- _YOUR TASK_
Print the entire listing. Each line must match the original exactly.

[Dataset excerpt]
◆ ◆ ◆ ◆ ◆
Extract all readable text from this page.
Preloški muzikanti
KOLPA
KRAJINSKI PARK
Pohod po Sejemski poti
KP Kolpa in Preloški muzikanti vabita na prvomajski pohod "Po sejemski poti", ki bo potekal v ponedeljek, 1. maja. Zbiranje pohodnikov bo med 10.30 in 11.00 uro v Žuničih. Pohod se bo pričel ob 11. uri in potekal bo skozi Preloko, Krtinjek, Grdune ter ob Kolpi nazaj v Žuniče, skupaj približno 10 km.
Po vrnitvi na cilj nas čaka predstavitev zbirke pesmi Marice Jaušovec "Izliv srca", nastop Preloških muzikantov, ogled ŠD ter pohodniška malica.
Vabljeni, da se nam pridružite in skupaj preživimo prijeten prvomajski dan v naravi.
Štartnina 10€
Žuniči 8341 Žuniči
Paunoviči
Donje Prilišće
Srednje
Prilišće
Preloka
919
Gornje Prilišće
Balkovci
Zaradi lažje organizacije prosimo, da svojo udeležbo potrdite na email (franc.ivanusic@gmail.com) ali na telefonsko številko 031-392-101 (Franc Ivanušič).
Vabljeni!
◆ ◆ ◆ ◆ ◆
- _EXERCISE OUTPUT_
Extract all readable text from this page.
Preloški muzikanti
KOLPA
KRAJINSKI PARK
Pohod po Sejemski poti
KP Kolpa in Preloški muzikanti vabita na prvomajski pohod "Po sejemski poti", ki bo potekal v ponedeljek, 1. maja. Zbiranje pohodnikov bo med 10.30 in 11.00 uro v Žuničih. Pohod se bo pričel ob 11. uri in potekal bo skozi Preloko, Krtinjek, Grdune ter ob Kolpi nazaj v Žuniče, skupaj približno 10 km.
Po vrnitvi na cilj nas čaka predstavitev zbirke pesmi Marice Jaušovec "Izliv srca", nastop Preloških muzikantov, ogled ŠD ter pohodniška malica.
Vabljeni, da se nam pridružite in skupaj preživimo prijeten prvomajski dan v naravi.
Štartnina 10€
Žuniči 8341 Žuniči
Paunoviči
Donje Prilišće
Srednje
Prilišće
Preloka
919
Gornje Prilišće
Balkovci
Zaradi lažje organizacije prosimo, da svojo udeležbo potrdite na email (franc.ivanusic@gmail.com) ali na telefonsko številko 031-392-101 (Franc Ivanušič).
Vabljeni!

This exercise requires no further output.